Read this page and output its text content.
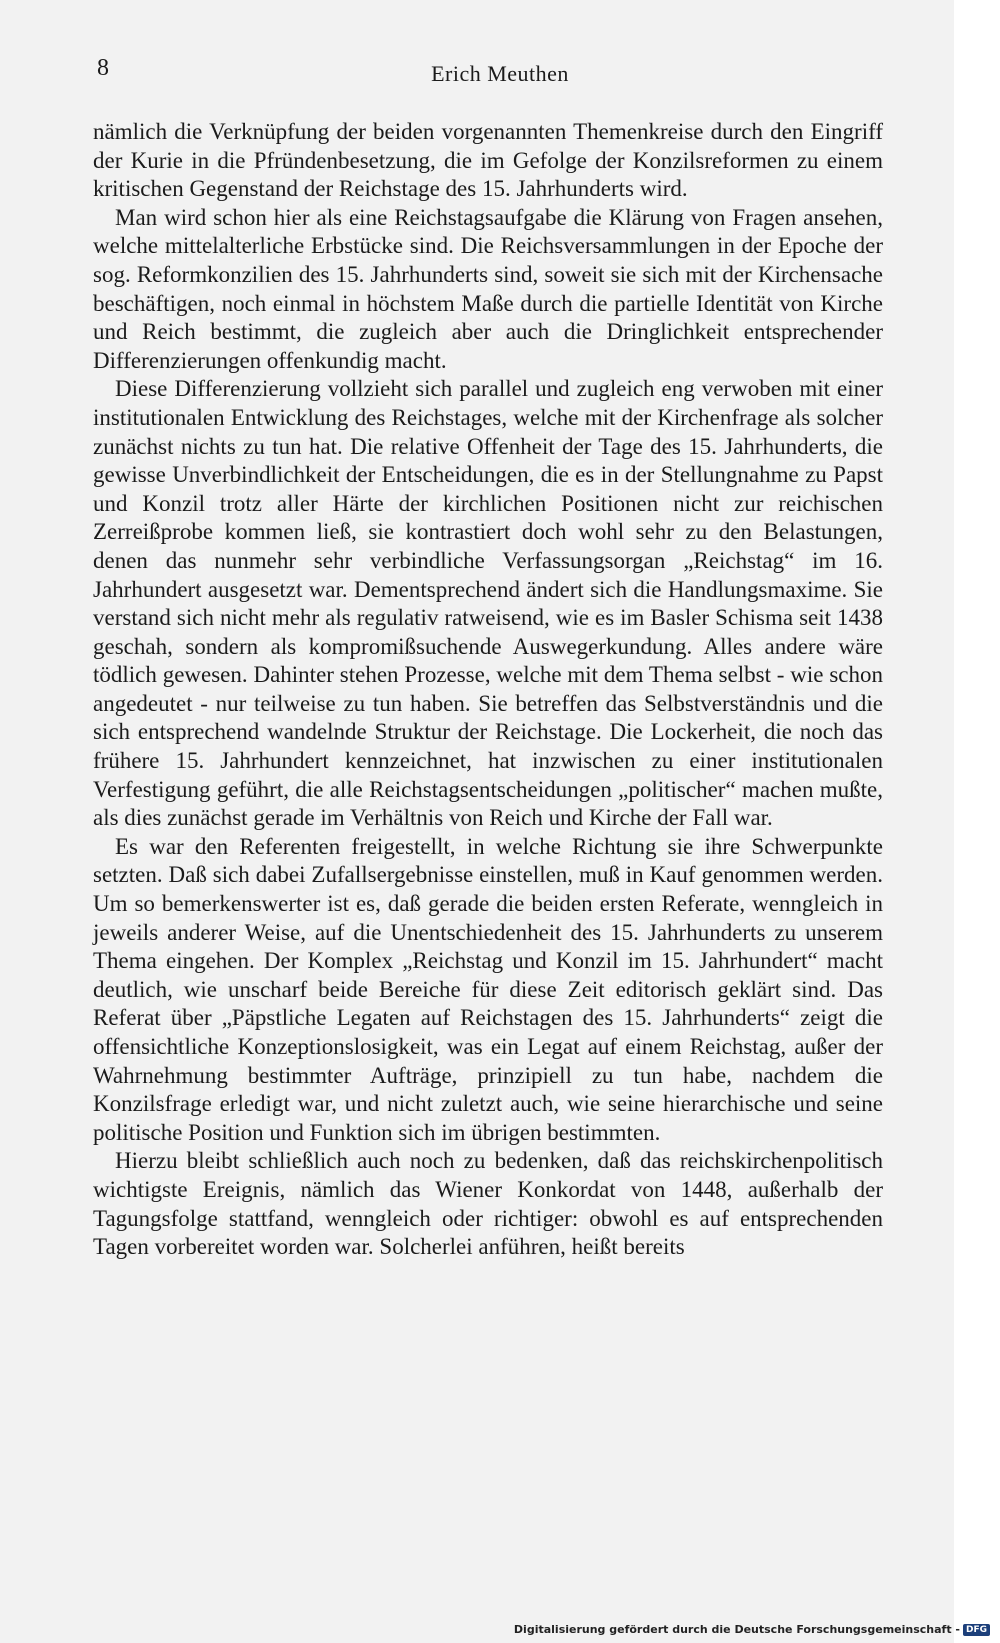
8	Erich Meuthen

nämlich die Verknüpfung der beiden vorgenannten Themenkreise durch den Eingriff der Kurie in die Pfründenbesetzung, die im Gefolge der Konzilsreformen zu einem kritischen Gegenstand der Reichstage des 15. Jahrhunderts wird.

Man wird schon hier als eine Reichstagsaufgabe die Klärung von Fragen ansehen, welche mittelalterliche Erbstücke sind. Die Reichsversammlungen in der Epoche der sog. Reformkonzilien des 15. Jahrhunderts sind, soweit sie sich mit der Kirchensache beschäftigen, noch einmal in höchstem Maße durch die partielle Identität von Kirche und Reich bestimmt, die zugleich aber auch die Dringlichkeit entsprechender Differenzierungen offenkundig macht.

Diese Differenzierung vollzieht sich parallel und zugleich eng verwoben mit einer institutionalen Entwicklung des Reichstages, welche mit der Kirchenfrage als solcher zunächst nichts zu tun hat. Die relative Offenheit der Tage des 15. Jahrhunderts, die gewisse Unverbindlichkeit der Entscheidungen, die es in der Stellungnahme zu Papst und Konzil trotz aller Härte der kirchlichen Positionen nicht zur reichischen Zerreißprobe kommen ließ, sie kontrastiert doch wohl sehr zu den Belastungen, denen das nunmehr sehr verbindliche Verfassungsorgan „Reichstag“ im 16. Jahrhundert ausgesetzt war. Dementsprechend ändert sich die Handlungsmaxime. Sie verstand sich nicht mehr als regulativ ratweisend, wie es im Basler Schisma seit 1438 geschah, sondern als kompromißsuchende Auswegerkundung. Alles andere wäre tödlich gewesen. Dahinter stehen Prozesse, welche mit dem Thema selbst - wie schon angedeutet - nur teilweise zu tun haben. Sie betreffen das Selbstverständnis und die sich entsprechend wandelnde Struktur der Reichstage. Die Lockerheit, die noch das frühere 15. Jahrhundert kennzeichnet, hat inzwischen zu einer institutionalen Verfestigung geführt, die alle Reichstagsentscheidungen „politischer“ machen mußte, als dies zunächst gerade im Verhältnis von Reich und Kirche der Fall war.

Es war den Referenten freigestellt, in welche Richtung sie ihre Schwerpunkte setzten. Daß sich dabei Zufallsergebnisse einstellen, muß in Kauf genommen werden. Um so bemerkenswerter ist es, daß gerade die beiden ersten Referate, wenngleich in jeweils anderer Weise, auf die Unentschiedenheit des 15. Jahrhunderts zu unserem Thema eingehen. Der Komplex „Reichstag und Konzil im 15. Jahrhundert“ macht deutlich, wie unscharf beide Bereiche für diese Zeit editorisch geklärt sind. Das Referat über „Päpstliche Legaten auf Reichstagen des 15. Jahrhunderts“ zeigt die offensichtliche Konzeptionslosigkeit, was ein Legat auf einem Reichstag, außer der Wahrnehmung bestimmter Aufträge, prinzipiell zu tun habe, nachdem die Konzilsfrage erledigt war, und nicht zuletzt auch, wie seine hierarchische und seine politische Position und Funktion sich im übrigen bestimmten.

Hierzu bleibt schließlich auch noch zu bedenken, daß das reichskirchenpolitisch wichtigste Ereignis, nämlich das Wiener Konkordat von 1448, außerhalb der Tagungsfolge stattfand, wenngleich oder richtiger: obwohl es auf entsprechenden Tagen vorbereitet worden war. Solcherlei anführen, heißt bereits

Digitalisierung gefördert durch die Deutsche Forschungsgemeinschaft - DFG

● ● ●

WORK ITEM: Identify each line in the records above containing the word "wird"; copy those lines.

YOUR RESPONSE:
nämlich die Verknüpfung der beiden vorgenannten Themenkreise durch den Eingriff der Kurie in die Pfründenbesetzung, die im Gefolge der Konzilsreformen zu einem kritischen Gegenstand der Reichstage des 15. Jahrhunderts wird.
Man wird schon hier als eine Reichstagsaufgabe die Klärung von Fragen ansehen, welche mittelalterliche Erbstücke sind. Die Reichsversammlungen in der Epoche der sog. Reformkonzilien des 15. Jahrhunderts sind, soweit sie sich mit der Kirchensache beschäftigen, noch einmal in höchstem Maße durch die partielle Identität von Kirche und Reich bestimmt, die zugleich aber auch die Dringlichkeit entsprechender Differenzierungen offenkundig macht.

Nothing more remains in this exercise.